» Task directions
Send back the records in full, character for character.

##############################

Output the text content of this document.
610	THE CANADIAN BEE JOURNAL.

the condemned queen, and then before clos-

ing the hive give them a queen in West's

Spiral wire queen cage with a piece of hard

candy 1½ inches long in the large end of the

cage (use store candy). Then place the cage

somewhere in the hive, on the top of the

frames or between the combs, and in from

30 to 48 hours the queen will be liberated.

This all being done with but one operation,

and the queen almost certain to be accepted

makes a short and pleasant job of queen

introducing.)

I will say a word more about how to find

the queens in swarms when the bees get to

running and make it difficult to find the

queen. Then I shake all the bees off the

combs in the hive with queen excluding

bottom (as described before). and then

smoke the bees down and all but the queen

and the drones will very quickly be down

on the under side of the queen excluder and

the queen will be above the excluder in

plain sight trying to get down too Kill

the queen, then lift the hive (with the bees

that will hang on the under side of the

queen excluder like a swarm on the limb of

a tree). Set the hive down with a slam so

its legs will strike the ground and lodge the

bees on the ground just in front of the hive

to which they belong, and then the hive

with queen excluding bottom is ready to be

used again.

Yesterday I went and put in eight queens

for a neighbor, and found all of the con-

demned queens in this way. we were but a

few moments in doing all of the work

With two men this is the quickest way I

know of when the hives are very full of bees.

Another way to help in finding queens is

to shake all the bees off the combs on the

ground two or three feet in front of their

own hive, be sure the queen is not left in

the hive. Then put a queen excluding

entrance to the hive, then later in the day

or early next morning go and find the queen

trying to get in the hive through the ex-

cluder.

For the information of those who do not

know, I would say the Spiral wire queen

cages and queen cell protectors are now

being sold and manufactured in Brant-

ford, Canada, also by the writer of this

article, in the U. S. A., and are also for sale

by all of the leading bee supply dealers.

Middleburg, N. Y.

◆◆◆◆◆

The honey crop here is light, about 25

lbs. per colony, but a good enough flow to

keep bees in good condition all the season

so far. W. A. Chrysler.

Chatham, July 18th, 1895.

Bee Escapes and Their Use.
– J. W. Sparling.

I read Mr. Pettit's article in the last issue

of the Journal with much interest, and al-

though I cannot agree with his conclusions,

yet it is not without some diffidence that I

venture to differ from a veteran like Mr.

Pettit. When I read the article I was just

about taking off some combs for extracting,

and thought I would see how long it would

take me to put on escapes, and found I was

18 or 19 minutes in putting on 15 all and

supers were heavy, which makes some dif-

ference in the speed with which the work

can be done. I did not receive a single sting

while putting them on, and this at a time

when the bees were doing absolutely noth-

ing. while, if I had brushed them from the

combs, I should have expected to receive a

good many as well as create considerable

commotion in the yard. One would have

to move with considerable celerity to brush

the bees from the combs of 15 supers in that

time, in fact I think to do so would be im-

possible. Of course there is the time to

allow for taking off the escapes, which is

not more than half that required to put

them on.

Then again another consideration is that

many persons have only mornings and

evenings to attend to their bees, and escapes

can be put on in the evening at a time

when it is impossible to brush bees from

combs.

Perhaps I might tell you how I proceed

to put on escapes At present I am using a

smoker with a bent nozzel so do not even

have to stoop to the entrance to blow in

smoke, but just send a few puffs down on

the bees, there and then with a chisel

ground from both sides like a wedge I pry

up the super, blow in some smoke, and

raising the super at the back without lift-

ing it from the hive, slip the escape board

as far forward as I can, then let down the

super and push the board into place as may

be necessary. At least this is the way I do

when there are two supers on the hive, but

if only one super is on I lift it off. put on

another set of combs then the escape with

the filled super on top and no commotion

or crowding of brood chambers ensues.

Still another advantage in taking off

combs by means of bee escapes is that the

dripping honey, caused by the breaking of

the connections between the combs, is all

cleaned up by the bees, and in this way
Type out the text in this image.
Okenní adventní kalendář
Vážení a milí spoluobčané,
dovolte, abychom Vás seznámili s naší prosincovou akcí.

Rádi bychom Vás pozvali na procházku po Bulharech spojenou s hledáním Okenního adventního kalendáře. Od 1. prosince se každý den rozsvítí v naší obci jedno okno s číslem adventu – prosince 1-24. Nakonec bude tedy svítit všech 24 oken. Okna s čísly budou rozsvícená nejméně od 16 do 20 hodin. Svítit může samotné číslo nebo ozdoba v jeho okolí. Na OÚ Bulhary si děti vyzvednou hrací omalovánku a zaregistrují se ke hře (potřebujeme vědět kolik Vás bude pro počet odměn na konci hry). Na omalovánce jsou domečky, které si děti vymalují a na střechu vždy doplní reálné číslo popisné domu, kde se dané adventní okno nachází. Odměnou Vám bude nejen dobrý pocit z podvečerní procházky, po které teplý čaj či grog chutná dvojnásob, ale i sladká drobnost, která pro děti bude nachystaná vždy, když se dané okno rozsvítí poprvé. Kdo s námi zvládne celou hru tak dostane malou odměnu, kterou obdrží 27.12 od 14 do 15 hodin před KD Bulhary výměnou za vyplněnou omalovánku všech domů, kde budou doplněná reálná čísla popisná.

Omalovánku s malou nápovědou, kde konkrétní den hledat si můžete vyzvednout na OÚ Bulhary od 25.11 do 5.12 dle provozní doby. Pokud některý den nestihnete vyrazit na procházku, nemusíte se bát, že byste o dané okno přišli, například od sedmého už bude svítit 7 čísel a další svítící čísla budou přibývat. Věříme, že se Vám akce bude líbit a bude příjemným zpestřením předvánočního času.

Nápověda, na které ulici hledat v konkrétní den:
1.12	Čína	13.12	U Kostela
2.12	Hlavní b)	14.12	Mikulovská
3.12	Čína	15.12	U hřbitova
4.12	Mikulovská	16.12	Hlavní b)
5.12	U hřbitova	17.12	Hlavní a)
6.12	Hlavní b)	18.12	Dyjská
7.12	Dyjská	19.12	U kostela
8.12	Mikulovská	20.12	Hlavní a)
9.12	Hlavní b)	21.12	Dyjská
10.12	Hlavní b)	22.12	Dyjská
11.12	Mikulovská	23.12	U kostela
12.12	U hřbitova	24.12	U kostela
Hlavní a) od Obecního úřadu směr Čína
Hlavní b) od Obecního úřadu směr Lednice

##############################

» Final result
Output the text content of this document.
610	THE CANADIAN BEE JOURNAL.

the condemned queen, and then before clos-

ing the hive give them a queen in West's

Spiral wire queen cage with a piece of hard

candy 1½ inches long in the large end of the

cage (use store candy). Then place the cage

somewhere in the hive, on the top of the

frames or between the combs, and in from

30 to 48 hours the queen will be liberated.

This all being done with but one operation,

and the queen almost certain to be accepted

makes a short and pleasant job of queen

introducing.)

I will say a word more about how to find

the queens in swarms when the bees get to

running and make it difficult to find the

queen. Then I shake all the bees off the

combs in the hive with queen excluding

bottom (as described before). and then

smoke the bees down and all but the queen

and the drones will very quickly be down

on the under side of the queen excluder and

the queen will be above the excluder in

plain sight trying to get down too Kill

the queen, then lift the hive (with the bees

that will hang on the under side of the

queen excluder like a swarm on the limb of

a tree). Set the hive down with a slam so

its legs will strike the ground and lodge the

bees on the ground just in front of the hive

to which they belong, and then the hive

with queen excluding bottom is ready to be

used again.

Yesterday I went and put in eight queens

for a neighbor, and found all of the con-

demned queens in this way. we were but a

few moments in doing all of the work

With two men this is the quickest way I

know of when the hives are very full of bees.

Another way to help in finding queens is

to shake all the bees off the combs on the

ground two or three feet in front of their

own hive, be sure the queen is not left in

the hive. Then put a queen excluding

entrance to the hive, then later in the day

or early next morning go and find the queen

trying to get in the hive through the ex-

cluder.

For the information of those who do not

know, I would say the Spiral wire queen

cages and queen cell protectors are now

being sold and manufactured in Brant-

ford, Canada, also by the writer of this

article, in the U. S. A., and are also for sale

by all of the leading bee supply dealers.

Middleburg, N. Y.

◆◆◆◆◆

The honey crop here is light, about 25

lbs. per colony, but a good enough flow to

keep bees in good condition all the season

so far. W. A. Chrysler.

Chatham, July 18th, 1895.

Bee Escapes and Their Use.
– J. W. Sparling.

I read Mr. Pettit's article in the last issue

of the Journal with much interest, and al-

though I cannot agree with his conclusions,

yet it is not without some diffidence that I

venture to differ from a veteran like Mr.

Pettit. When I read the article I was just

about taking off some combs for extracting,

and thought I would see how long it would

take me to put on escapes, and found I was

18 or 19 minutes in putting on 15 all and

supers were heavy, which makes some dif-

ference in the speed with which the work

can be done. I did not receive a single sting

while putting them on, and this at a time

when the bees were doing absolutely noth-

ing. while, if I had brushed them from the

combs, I should have expected to receive a

good many as well as create considerable

commotion in the yard. One would have

to move with considerable celerity to brush

the bees from the combs of 15 supers in that

time, in fact I think to do so would be im-

possible. Of course there is the time to

allow for taking off the escapes, which is

not more than half that required to put

them on.

Then again another consideration is that

many persons have only mornings and

evenings to attend to their bees, and escapes

can be put on in the evening at a time

when it is impossible to brush bees from

combs.

Perhaps I might tell you how I proceed

to put on escapes At present I am using a

smoker with a bent nozzel so do not even

have to stoop to the entrance to blow in

smoke, but just send a few puffs down on

the bees, there and then with a chisel

ground from both sides like a wedge I pry

up the super, blow in some smoke, and

raising the super at the back without lift-

ing it from the hive, slip the escape board

as far forward as I can, then let down the

super and push the board into place as may

be necessary. At least this is the way I do

when there are two supers on the hive, but

if only one super is on I lift it off. put on

another set of combs then the escape with

the filled super on top and no commotion

or crowding of brood chambers ensues.

Still another advantage in taking off

combs by means of bee escapes is that the

dripping honey, caused by the breaking of

the connections between the combs, is all

cleaned up by the bees, and in this way
Type out the text in this image.
Okenní adventní kalendář
Vážení a milí spoluobčané,
dovolte, abychom Vás seznámili s naší prosincovou akcí.

Rádi bychom Vás pozvali na procházku po Bulharech spojenou s hledáním Okenního adventního kalendáře. Od 1. prosince se každý den rozsvítí v naší obci jedno okno s číslem adventu – prosince 1-24. Nakonec bude tedy svítit všech 24 oken. Okna s čísly budou rozsvícená nejméně od 16 do 20 hodin. Svítit může samotné číslo nebo ozdoba v jeho okolí. Na OÚ Bulhary si děti vyzvednou hrací omalovánku a zaregistrují se ke hře (potřebujeme vědět kolik Vás bude pro počet odměn na konci hry). Na omalovánce jsou domečky, které si děti vymalují a na střechu vždy doplní reálné číslo popisné domu, kde se dané adventní okno nachází. Odměnou Vám bude nejen dobrý pocit z podvečerní procházky, po které teplý čaj či grog chutná dvojnásob, ale i sladká drobnost, která pro děti bude nachystaná vždy, když se dané okno rozsvítí poprvé. Kdo s námi zvládne celou hru tak dostane malou odměnu, kterou obdrží 27.12 od 14 do 15 hodin před KD Bulhary výměnou za vyplněnou omalovánku všech domů, kde budou doplněná reálná čísla popisná.

Omalovánku s malou nápovědou, kde konkrétní den hledat si můžete vyzvednout na OÚ Bulhary od 25.11 do 5.12 dle provozní doby. Pokud některý den nestihnete vyrazit na procházku, nemusíte se bát, že byste o dané okno přišli, například od sedmého už bude svítit 7 čísel a další svítící čísla budou přibývat. Věříme, že se Vám akce bude líbit a bude příjemným zpestřením předvánočního času.

Nápověda, na které ulici hledat v konkrétní den:
1.12	Čína	13.12	U Kostela
2.12	Hlavní b)	14.12	Mikulovská
3.12	Čína	15.12	U hřbitova
4.12	Mikulovská	16.12	Hlavní b)
5.12	U hřbitova	17.12	Hlavní a)
6.12	Hlavní b)	18.12	Dyjská
7.12	Dyjská	19.12	U kostela
8.12	Mikulovská	20.12	Hlavní a)
9.12	Hlavní b)	21.12	Dyjská
10.12	Hlavní b)	22.12	Dyjská
11.12	Mikulovská	23.12	U kostela
12.12	U hřbitova	24.12	U kostela
Hlavní a) od Obecního úřadu směr Čína
Hlavní b) od Obecního úřadu směr Lednice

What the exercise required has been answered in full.